▶ **Goal**: Keep only the lines of the data below that contain "Current", and copy them.

Figure content listings:
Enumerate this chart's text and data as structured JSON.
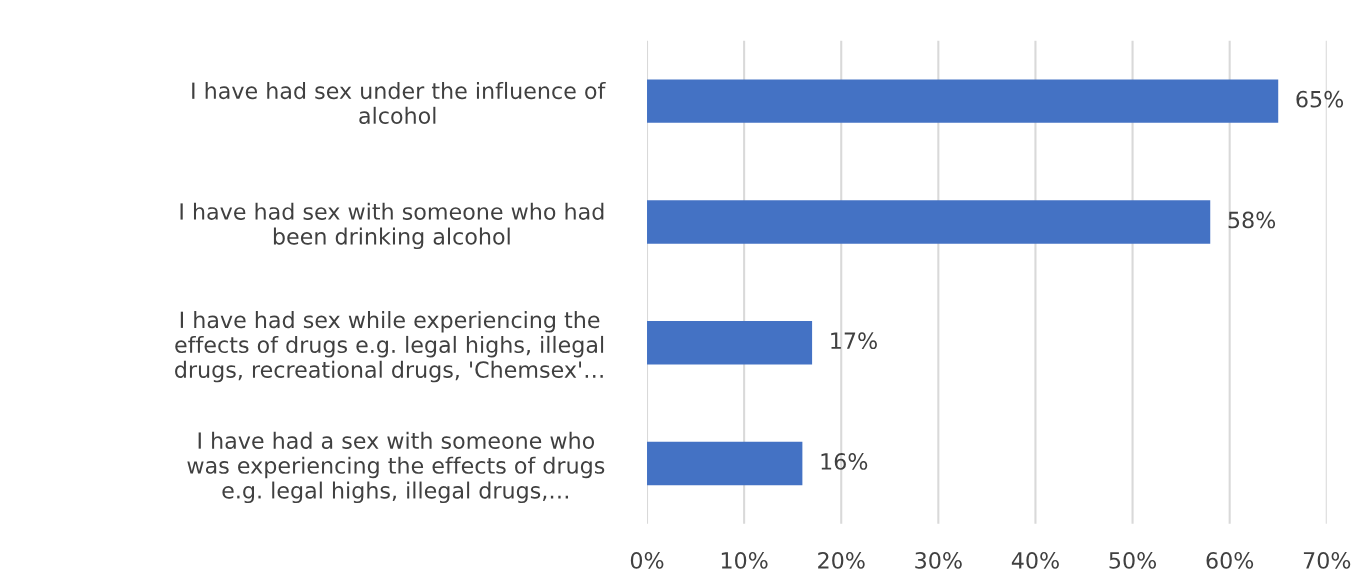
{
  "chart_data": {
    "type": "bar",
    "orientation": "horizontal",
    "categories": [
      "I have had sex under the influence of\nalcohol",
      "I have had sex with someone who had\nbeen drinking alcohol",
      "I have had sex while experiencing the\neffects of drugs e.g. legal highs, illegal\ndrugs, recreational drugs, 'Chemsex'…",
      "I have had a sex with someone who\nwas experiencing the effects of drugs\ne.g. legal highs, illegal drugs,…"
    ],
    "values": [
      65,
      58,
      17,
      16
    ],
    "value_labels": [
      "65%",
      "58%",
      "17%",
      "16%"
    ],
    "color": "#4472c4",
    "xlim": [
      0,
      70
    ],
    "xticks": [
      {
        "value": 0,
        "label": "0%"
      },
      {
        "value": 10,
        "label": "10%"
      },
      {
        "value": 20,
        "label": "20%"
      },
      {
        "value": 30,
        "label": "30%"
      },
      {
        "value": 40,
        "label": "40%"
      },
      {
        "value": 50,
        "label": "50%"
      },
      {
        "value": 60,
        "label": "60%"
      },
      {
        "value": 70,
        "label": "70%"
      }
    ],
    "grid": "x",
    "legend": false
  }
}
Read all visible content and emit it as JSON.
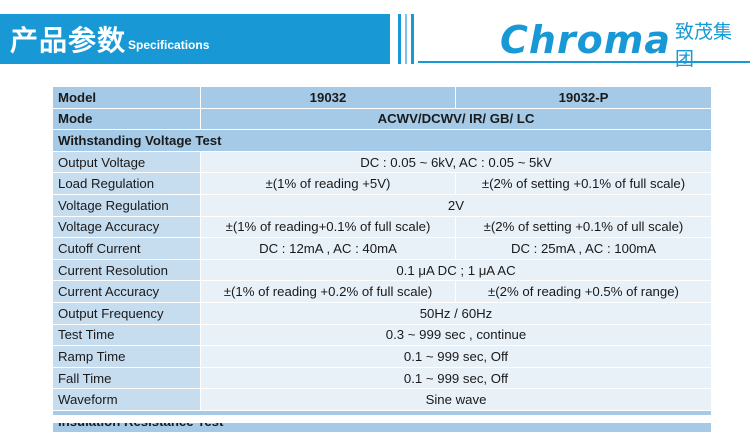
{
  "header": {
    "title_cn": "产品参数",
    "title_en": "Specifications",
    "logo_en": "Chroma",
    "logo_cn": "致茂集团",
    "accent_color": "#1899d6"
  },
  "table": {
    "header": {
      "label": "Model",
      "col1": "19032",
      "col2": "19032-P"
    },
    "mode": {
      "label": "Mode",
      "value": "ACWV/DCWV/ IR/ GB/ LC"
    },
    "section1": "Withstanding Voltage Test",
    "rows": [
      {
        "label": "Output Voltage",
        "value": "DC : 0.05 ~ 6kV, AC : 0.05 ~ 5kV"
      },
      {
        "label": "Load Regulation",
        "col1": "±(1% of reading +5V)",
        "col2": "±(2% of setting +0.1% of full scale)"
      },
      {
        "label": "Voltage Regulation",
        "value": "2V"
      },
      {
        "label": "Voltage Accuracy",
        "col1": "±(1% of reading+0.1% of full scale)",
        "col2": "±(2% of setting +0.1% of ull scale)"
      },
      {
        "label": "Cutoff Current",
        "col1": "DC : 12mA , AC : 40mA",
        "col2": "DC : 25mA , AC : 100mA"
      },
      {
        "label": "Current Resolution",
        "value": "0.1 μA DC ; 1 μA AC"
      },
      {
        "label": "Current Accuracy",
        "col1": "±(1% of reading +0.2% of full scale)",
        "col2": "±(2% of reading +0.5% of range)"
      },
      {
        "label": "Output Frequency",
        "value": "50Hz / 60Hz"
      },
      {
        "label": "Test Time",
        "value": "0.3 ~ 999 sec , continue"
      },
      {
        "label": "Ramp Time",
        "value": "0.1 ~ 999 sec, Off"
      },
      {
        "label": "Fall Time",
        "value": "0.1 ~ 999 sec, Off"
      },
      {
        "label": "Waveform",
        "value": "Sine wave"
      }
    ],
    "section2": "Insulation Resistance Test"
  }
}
--
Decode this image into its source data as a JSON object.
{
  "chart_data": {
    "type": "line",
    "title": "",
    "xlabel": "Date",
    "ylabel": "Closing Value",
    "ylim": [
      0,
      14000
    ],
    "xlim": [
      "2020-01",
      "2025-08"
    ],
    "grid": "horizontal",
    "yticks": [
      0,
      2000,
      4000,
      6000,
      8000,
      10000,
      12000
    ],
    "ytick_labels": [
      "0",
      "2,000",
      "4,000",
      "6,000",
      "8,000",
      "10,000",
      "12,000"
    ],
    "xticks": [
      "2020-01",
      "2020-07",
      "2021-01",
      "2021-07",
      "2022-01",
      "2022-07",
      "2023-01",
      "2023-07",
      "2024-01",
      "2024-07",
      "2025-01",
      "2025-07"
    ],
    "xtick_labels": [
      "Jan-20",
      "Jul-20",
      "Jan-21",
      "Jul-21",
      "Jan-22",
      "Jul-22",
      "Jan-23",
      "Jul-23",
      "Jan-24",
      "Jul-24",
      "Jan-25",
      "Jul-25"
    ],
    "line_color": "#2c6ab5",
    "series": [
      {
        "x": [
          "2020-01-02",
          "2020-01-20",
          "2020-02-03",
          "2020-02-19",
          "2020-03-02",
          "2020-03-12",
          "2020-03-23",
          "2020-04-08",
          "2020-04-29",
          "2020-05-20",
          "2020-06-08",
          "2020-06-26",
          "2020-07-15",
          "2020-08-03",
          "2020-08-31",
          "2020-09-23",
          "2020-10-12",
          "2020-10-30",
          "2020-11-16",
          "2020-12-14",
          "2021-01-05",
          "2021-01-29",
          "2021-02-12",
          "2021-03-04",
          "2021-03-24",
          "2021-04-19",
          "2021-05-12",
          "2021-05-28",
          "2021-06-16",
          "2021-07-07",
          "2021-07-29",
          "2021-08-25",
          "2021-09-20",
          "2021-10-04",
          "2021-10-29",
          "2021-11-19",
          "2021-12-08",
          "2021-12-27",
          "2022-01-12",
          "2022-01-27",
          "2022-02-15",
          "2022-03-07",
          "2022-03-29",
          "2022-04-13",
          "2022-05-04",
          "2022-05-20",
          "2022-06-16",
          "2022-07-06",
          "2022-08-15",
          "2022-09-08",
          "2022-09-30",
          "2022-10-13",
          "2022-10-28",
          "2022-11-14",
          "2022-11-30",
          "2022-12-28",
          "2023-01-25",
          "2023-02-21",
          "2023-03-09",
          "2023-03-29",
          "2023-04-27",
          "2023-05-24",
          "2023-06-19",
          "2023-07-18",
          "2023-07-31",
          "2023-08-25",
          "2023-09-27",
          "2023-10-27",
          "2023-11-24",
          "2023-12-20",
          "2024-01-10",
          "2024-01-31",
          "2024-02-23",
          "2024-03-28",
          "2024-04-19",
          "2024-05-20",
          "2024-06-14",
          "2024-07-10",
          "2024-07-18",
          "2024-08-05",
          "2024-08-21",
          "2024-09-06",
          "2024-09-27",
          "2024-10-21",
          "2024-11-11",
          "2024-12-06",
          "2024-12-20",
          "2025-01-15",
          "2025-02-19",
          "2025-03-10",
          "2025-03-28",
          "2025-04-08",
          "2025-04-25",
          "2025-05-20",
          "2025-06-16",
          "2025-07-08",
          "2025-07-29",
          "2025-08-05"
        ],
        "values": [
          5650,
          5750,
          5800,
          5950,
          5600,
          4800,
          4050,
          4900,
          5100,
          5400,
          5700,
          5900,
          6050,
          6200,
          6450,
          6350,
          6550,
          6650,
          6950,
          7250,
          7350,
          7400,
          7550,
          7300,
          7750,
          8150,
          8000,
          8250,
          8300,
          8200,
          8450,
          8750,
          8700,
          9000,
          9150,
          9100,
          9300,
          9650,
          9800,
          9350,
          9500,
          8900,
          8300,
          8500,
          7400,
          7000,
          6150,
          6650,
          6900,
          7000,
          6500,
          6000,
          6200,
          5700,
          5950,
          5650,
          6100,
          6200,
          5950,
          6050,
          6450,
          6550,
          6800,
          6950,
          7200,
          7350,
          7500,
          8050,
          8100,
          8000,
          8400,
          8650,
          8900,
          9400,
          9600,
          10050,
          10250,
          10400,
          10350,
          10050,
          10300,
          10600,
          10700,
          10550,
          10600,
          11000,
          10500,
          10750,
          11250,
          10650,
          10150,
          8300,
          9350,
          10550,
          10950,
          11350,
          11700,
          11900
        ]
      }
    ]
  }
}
---
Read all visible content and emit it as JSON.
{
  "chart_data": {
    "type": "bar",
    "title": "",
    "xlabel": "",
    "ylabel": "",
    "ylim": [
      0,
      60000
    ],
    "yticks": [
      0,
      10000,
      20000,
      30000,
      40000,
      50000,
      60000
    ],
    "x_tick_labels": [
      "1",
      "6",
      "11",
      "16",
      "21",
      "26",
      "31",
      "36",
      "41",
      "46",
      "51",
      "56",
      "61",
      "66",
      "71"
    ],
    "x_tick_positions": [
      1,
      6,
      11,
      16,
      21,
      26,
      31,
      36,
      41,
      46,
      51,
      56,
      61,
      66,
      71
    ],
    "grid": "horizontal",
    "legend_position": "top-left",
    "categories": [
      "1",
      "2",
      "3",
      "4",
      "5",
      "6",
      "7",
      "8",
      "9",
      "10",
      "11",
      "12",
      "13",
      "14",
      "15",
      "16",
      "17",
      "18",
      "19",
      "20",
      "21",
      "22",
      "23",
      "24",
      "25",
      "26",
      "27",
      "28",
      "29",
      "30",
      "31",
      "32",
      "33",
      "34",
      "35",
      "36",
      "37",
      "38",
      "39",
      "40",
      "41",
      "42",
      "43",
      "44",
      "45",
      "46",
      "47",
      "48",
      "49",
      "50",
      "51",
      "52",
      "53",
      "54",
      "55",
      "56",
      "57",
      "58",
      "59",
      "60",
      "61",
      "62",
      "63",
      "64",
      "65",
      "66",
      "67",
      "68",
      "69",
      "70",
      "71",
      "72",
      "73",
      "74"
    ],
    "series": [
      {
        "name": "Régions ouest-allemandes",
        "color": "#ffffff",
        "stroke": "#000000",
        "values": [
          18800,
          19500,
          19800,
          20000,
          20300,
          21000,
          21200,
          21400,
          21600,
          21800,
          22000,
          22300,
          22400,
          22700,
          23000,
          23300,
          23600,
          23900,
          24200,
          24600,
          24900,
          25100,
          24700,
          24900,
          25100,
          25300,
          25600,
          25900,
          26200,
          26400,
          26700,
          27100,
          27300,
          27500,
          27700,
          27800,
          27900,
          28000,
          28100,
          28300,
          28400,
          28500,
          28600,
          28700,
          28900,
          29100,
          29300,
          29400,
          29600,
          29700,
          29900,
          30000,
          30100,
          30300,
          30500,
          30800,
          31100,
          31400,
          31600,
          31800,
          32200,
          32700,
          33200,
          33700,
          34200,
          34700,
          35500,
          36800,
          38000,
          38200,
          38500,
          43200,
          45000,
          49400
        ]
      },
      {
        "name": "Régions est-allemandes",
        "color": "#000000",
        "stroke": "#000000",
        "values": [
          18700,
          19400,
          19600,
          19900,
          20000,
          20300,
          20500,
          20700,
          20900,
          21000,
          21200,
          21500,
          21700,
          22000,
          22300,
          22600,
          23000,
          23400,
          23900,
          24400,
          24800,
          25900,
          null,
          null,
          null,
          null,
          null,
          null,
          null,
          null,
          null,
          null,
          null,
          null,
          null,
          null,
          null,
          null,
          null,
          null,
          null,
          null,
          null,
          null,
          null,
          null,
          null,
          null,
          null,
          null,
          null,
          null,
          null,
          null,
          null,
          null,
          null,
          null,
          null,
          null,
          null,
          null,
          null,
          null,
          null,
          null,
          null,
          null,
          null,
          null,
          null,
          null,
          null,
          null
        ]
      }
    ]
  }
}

▶ **Full response**:
        "label": "Cutoff Current",
        "label": "Current Resolution",
        "label": "Current Accuracy",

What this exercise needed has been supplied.